(Excerpt from a dataset)
· · · · ·

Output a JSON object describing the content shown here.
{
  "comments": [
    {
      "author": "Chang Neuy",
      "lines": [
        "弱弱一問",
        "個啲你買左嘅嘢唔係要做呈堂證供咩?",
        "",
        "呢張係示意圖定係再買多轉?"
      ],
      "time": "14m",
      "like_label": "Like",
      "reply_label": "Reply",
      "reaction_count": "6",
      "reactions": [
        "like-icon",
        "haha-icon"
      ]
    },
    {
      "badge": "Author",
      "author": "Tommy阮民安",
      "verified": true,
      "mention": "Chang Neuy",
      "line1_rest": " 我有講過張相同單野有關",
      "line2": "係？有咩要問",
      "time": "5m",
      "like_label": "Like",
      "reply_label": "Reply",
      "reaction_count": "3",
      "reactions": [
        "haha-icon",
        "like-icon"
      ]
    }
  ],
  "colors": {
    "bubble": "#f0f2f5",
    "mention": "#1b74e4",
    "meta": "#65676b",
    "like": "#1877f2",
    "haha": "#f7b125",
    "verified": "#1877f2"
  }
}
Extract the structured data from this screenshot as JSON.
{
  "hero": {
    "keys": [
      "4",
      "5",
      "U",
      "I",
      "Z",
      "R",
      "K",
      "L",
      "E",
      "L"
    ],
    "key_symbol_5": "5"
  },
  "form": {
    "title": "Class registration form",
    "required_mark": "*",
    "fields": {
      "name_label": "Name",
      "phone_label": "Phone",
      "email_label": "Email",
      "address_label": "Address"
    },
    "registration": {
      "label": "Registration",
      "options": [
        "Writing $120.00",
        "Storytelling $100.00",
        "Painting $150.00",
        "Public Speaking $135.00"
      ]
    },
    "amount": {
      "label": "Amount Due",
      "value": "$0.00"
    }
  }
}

· · · · ·

● **INSTRUCTIONS TO FOLLOW**:
Above are the records; copy every line in them that holds the word "form".

● **OUTPUT FOR THIS EXERCISE**:
  "form": {
    "title": "Class registration form",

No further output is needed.